[BEGIN Source data]

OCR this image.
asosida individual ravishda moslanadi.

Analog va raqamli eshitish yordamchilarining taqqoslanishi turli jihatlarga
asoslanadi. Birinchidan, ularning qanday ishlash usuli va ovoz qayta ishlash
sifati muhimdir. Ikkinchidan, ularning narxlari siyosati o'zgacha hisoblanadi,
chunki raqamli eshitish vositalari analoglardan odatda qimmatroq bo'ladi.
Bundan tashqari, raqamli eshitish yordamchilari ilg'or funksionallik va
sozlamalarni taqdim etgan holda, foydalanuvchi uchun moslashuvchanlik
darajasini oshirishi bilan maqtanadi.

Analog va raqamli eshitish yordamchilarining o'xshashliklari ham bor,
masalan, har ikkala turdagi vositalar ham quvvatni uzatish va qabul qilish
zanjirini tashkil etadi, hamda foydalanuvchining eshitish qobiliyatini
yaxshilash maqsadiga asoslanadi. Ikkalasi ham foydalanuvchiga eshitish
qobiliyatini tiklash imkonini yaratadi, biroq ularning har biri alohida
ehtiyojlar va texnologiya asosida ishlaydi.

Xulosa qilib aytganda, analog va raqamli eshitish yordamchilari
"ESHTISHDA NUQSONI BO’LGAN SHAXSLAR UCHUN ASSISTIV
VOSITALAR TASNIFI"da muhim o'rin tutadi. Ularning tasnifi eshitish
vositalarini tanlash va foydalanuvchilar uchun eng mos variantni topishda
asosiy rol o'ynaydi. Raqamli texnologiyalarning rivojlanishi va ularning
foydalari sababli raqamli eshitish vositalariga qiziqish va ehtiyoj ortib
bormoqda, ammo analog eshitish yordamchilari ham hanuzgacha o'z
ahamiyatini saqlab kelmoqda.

[END Source data]

Aim of the task:
Write the data back out verbatim.

Answer:
OCR this image.
asosida individual ravishda moslanadi.

Analog va raqamli eshitish yordamchilarining taqqoslanishi turli jihatlarga
asoslanadi. Birinchidan, ularning qanday ishlash usuli va ovoz qayta ishlash
sifati muhimdir. Ikkinchidan, ularning narxlari siyosati o'zgacha hisoblanadi,
chunki raqamli eshitish vositalari analoglardan odatda qimmatroq bo'ladi.
Bundan tashqari, raqamli eshitish yordamchilari ilg'or funksionallik va
sozlamalarni taqdim etgan holda, foydalanuvchi uchun moslashuvchanlik
darajasini oshirishi bilan maqtanadi.

Analog va raqamli eshitish yordamchilarining o'xshashliklari ham bor,
masalan, har ikkala turdagi vositalar ham quvvatni uzatish va qabul qilish
zanjirini tashkil etadi, hamda foydalanuvchining eshitish qobiliyatini
yaxshilash maqsadiga asoslanadi. Ikkalasi ham foydalanuvchiga eshitish
qobiliyatini tiklash imkonini yaratadi, biroq ularning har biri alohida
ehtiyojlar va texnologiya asosida ishlaydi.

Xulosa qilib aytganda, analog va raqamli eshitish yordamchilari
"ESHTISHDA NUQSONI BO’LGAN SHAXSLAR UCHUN ASSISTIV
VOSITALAR TASNIFI"da muhim o'rin tutadi. Ularning tasnifi eshitish
vositalarini tanlash va foydalanuvchilar uchun eng mos variantni topishda
asosiy rol o'ynaydi. Raqamli texnologiyalarning rivojlanishi va ularning
foydalari sababli raqamli eshitish vositalariga qiziqish va ehtiyoj ortib
bormoqda, ammo analog eshitish yordamchilari ham hanuzgacha o'z
ahamiyatini saqlab kelmoqda.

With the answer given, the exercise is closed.